EXERCISE
Work out how many lines of the records contain "chevron". Answer with the number and nothing else.

══════════════════════════════

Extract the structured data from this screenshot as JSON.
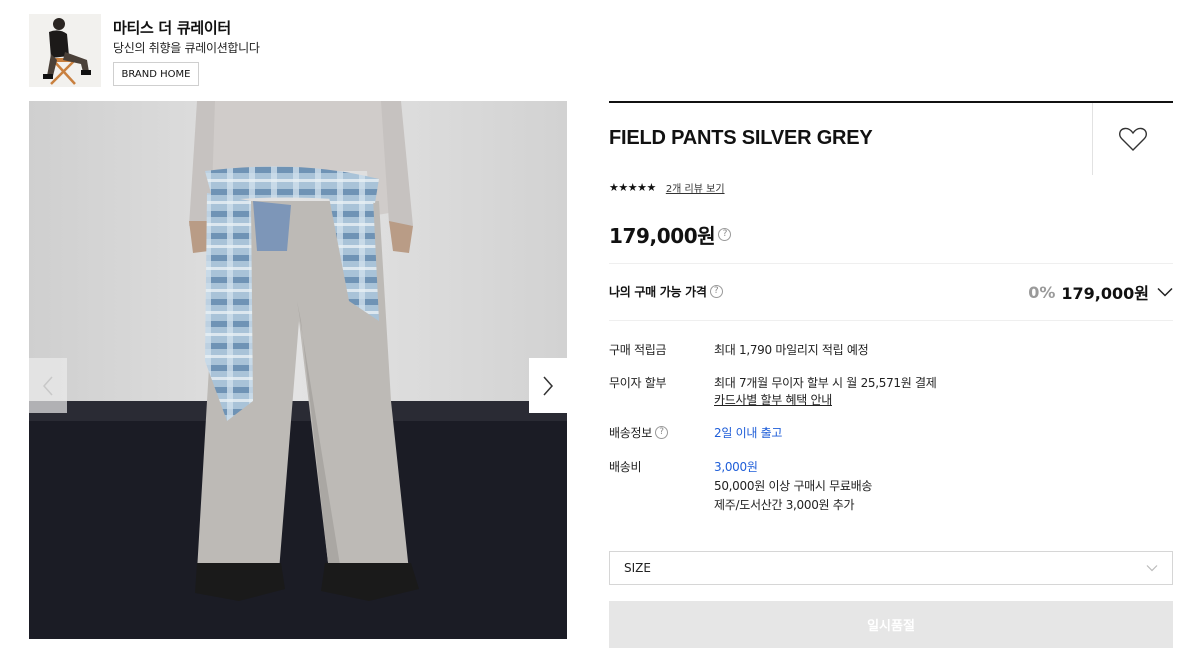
{
  "brand": {
    "name": "마티스 더 큐레이터",
    "description": "당신의 취향을 큐레이션합니다",
    "home_button": "BRAND HOME"
  },
  "product": {
    "title": "FIELD PANTS SILVER GREY",
    "rating_stars": "★★★★★",
    "review_link": "2개 리뷰 보기",
    "price": "179,000원",
    "my_price_label": "나의 구매 가능 가격",
    "discount": "0%",
    "my_price": "179,000원"
  },
  "details": {
    "points_label": "구매 적립금",
    "points_value": "최대 1,790 마일리지 적립 예정",
    "installment_label": "무이자 할부",
    "installment_value": "최대 7개월 무이자 할부 시 월 25,571원 결제",
    "installment_link": "카드사별 할부 혜택 안내",
    "shipping_label": "배송정보",
    "shipping_value": "2일 이내 출고",
    "fee_label": "배송비",
    "fee_value": "3,000원",
    "fee_free": "50,000원 이상 구매시 무료배송",
    "fee_extra": "제주/도서산간 3,000원 추가"
  },
  "options": {
    "size_label": "SIZE",
    "soldout_label": "일시품절"
  },
  "colors": {
    "accent_blue": "#1f5ed8",
    "soldout_bg": "#e6e6e6"
  },
  "icons": {
    "wish": "heart-icon",
    "prev": "chevron-left-icon",
    "next": "chevron-right-icon",
    "dropdown": "chevron-down-icon",
    "help": "question-circle-icon"
  }
}
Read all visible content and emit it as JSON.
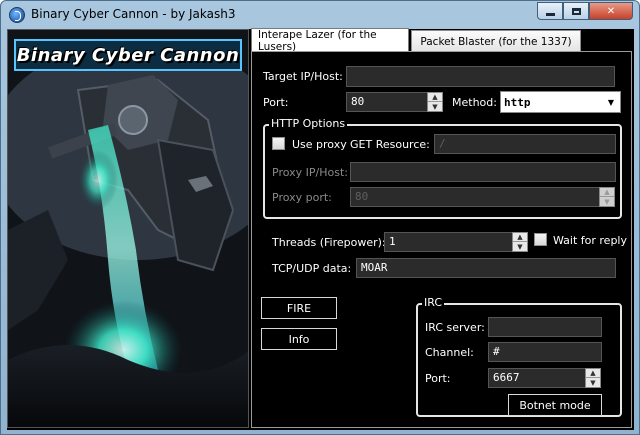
{
  "window": {
    "title": "Binary Cyber Cannon - by Jakash3"
  },
  "art": {
    "logo_text": "Binary Cyber Cannon"
  },
  "tabs": [
    {
      "label": "Interape Lazer (for the Lusers)",
      "active": true
    },
    {
      "label": "Packet Blaster (for the 1337)",
      "active": false
    }
  ],
  "form": {
    "target_label": "Target IP/Host:",
    "target_value": "",
    "port_label": "Port:",
    "port_value": "80",
    "method_label": "Method:",
    "method_value": "http",
    "http_options": {
      "title": "HTTP Options",
      "use_proxy_label": "Use proxy",
      "use_proxy_checked": false,
      "get_resource_label": "GET Resource:",
      "get_resource_value": "/",
      "proxy_host_label": "Proxy IP/Host:",
      "proxy_host_value": "",
      "proxy_port_label": "Proxy port:",
      "proxy_port_value": "80"
    },
    "threads_label": "Threads (Firepower):",
    "threads_value": "1",
    "wait_reply_label": "Wait for reply",
    "wait_reply_checked": false,
    "data_label": "TCP/UDP data:",
    "data_value": "MOAR",
    "fire_button": "FIRE",
    "info_button": "Info",
    "irc": {
      "title": "IRC",
      "server_label": "IRC server:",
      "server_value": "",
      "channel_label": "Channel:",
      "channel_value": "#",
      "port_label": "Port:",
      "port_value": "6667",
      "botnet_button": "Botnet mode"
    }
  },
  "colors": {
    "background": "#000000",
    "text": "#ffffff",
    "field": "#2b2b2b",
    "logo_border": "#57c6ff",
    "beam": "#3ee7c8"
  },
  "icons": {
    "app": "app-globe-icon",
    "minimize": "minimize-icon",
    "maximize": "maximize-icon",
    "close": "close-icon"
  }
}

══════════════════════════════

EXPECTED OUTPUT
3